What you should do =
Copy out each line that includes the word "nvarchar".
======== Dataset entries
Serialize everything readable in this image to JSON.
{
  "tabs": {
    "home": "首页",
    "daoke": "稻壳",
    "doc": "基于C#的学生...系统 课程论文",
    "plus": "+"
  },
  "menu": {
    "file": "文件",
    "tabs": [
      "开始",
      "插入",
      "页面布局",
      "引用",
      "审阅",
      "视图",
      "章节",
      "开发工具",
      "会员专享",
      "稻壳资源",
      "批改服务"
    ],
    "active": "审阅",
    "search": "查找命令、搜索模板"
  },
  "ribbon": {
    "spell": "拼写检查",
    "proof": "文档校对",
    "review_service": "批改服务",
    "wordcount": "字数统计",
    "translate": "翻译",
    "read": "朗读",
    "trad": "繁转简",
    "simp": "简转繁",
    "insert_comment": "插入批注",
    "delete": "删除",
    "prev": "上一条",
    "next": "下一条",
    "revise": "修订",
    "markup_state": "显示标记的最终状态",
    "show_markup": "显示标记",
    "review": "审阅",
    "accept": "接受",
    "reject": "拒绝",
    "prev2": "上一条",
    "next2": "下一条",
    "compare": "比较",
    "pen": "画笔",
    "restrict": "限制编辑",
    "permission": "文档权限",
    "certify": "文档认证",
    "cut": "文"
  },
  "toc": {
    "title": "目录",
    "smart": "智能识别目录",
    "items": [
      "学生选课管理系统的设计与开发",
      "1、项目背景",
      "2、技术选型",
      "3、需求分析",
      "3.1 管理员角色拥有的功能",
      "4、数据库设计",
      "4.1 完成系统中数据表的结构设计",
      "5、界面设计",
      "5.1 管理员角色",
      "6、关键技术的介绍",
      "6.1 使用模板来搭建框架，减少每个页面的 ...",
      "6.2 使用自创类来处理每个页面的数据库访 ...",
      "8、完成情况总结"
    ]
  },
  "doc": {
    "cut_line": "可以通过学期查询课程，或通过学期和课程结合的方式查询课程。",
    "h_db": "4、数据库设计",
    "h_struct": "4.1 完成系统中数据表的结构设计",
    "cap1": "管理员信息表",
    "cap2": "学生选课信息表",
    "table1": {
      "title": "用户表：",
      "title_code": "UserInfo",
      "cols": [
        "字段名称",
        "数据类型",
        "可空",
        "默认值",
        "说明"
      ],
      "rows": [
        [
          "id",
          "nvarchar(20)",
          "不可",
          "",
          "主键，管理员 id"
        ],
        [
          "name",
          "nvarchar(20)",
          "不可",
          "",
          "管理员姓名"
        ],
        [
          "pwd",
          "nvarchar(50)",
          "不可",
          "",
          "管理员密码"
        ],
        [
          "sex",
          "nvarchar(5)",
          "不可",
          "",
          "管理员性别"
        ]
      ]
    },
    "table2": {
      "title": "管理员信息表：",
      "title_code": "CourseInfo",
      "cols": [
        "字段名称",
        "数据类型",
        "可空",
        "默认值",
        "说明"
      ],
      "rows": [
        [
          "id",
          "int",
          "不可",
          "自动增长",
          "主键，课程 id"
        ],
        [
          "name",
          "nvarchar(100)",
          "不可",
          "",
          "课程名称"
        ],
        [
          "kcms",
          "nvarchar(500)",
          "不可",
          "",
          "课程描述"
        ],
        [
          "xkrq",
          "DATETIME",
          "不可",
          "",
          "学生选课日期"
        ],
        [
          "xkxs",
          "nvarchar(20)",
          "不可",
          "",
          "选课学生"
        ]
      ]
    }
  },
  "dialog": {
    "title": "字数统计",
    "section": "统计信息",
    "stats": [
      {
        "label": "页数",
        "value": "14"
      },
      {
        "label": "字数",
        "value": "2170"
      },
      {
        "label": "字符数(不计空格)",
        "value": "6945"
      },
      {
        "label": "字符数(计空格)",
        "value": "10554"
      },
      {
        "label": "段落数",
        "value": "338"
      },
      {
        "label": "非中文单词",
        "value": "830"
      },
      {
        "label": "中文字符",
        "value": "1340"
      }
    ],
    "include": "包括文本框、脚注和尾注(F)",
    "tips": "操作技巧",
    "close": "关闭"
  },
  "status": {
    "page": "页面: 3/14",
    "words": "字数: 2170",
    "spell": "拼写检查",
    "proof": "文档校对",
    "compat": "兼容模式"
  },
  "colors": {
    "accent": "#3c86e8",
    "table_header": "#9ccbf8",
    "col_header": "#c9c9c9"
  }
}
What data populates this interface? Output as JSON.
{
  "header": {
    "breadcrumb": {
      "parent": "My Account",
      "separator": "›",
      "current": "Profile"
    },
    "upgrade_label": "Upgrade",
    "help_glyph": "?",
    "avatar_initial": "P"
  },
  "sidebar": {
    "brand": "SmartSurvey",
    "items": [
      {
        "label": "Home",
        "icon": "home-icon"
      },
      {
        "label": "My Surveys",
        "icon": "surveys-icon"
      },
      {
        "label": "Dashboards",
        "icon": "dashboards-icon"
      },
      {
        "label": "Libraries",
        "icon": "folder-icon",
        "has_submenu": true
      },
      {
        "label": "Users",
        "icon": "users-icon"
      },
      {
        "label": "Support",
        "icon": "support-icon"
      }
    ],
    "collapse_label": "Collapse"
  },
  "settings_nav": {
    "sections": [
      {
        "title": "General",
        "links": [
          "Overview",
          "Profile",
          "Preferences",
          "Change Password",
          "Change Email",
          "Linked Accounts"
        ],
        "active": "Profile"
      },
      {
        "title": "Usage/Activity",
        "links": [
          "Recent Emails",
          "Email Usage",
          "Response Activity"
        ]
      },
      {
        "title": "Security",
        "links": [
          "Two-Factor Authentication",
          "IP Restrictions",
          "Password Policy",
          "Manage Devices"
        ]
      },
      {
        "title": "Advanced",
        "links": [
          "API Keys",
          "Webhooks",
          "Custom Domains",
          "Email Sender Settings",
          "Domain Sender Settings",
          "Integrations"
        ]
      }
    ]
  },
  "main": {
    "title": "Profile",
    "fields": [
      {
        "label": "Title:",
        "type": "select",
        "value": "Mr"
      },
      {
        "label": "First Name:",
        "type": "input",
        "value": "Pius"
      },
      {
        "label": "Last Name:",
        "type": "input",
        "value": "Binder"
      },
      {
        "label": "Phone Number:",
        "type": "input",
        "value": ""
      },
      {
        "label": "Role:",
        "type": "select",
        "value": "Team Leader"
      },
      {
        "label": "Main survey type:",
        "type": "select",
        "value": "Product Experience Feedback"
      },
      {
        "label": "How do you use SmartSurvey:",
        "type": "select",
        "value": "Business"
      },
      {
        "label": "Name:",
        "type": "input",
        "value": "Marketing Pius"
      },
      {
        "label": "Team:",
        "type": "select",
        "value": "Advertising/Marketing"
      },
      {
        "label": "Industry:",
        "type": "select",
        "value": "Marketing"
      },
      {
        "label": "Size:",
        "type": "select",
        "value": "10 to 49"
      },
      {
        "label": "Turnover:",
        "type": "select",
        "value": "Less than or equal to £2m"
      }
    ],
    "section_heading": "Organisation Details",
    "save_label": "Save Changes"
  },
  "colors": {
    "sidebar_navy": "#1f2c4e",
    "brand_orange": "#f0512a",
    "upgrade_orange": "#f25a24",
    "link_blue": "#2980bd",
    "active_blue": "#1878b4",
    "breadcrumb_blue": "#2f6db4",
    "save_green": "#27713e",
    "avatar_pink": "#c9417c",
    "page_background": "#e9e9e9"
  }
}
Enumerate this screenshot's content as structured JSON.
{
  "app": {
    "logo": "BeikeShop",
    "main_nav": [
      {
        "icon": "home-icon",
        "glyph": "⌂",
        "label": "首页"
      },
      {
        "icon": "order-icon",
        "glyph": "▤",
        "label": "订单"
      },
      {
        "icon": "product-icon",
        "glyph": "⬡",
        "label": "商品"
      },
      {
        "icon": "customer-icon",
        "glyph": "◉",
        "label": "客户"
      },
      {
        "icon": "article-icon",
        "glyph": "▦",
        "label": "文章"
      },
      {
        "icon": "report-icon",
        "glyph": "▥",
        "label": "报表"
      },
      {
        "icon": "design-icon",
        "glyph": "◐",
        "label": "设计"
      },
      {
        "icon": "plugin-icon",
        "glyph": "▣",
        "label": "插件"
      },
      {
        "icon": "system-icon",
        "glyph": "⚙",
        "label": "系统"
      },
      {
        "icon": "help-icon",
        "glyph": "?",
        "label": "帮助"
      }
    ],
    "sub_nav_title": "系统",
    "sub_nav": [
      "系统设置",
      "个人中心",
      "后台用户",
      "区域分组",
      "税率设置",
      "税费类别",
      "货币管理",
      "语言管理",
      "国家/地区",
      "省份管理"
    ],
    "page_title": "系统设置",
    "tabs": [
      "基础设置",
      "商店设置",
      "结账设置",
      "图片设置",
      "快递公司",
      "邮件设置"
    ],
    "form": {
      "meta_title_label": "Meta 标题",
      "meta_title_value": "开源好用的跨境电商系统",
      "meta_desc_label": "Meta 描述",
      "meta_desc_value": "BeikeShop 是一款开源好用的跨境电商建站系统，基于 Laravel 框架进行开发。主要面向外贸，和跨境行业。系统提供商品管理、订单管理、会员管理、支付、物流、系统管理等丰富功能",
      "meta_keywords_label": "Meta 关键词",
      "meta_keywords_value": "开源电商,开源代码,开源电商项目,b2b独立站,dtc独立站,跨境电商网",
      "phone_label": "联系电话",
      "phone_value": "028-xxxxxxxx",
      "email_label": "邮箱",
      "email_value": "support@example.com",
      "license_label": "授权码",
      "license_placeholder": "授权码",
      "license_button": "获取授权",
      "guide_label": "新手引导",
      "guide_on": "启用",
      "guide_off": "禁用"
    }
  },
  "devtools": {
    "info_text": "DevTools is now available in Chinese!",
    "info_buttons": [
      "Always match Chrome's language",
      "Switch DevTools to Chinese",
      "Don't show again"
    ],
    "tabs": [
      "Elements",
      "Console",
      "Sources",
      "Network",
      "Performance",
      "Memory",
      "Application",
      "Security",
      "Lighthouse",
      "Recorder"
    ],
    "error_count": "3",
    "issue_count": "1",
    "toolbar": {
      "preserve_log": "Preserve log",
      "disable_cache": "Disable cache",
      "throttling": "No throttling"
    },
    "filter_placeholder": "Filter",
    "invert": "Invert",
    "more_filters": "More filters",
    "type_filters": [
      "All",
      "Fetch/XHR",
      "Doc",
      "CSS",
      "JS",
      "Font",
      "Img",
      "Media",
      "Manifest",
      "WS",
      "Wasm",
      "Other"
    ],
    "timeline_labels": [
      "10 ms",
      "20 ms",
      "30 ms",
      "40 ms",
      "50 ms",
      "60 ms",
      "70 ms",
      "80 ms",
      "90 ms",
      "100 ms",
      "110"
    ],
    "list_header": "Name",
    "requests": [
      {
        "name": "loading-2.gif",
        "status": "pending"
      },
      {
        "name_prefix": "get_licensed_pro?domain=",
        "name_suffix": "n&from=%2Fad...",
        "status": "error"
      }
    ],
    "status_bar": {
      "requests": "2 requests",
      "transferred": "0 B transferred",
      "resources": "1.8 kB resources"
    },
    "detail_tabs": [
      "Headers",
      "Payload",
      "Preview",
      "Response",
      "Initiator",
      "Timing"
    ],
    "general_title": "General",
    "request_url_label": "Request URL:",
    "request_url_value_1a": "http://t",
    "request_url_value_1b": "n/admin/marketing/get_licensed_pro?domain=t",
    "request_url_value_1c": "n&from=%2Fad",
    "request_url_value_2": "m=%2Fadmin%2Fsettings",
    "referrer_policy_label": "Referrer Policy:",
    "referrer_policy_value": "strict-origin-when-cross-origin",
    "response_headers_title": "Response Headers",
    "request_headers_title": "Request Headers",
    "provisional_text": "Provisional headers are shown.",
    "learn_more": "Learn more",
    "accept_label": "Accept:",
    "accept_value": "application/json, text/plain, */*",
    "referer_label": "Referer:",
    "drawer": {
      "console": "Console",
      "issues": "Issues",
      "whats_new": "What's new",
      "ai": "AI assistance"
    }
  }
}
================
Correct output =
          "nvarchar(20)",
          "nvarchar(20)",
          "nvarchar(50)",
          "nvarchar(5)",
          "nvarchar(100)",
          "nvarchar(500)",
          "nvarchar(20)",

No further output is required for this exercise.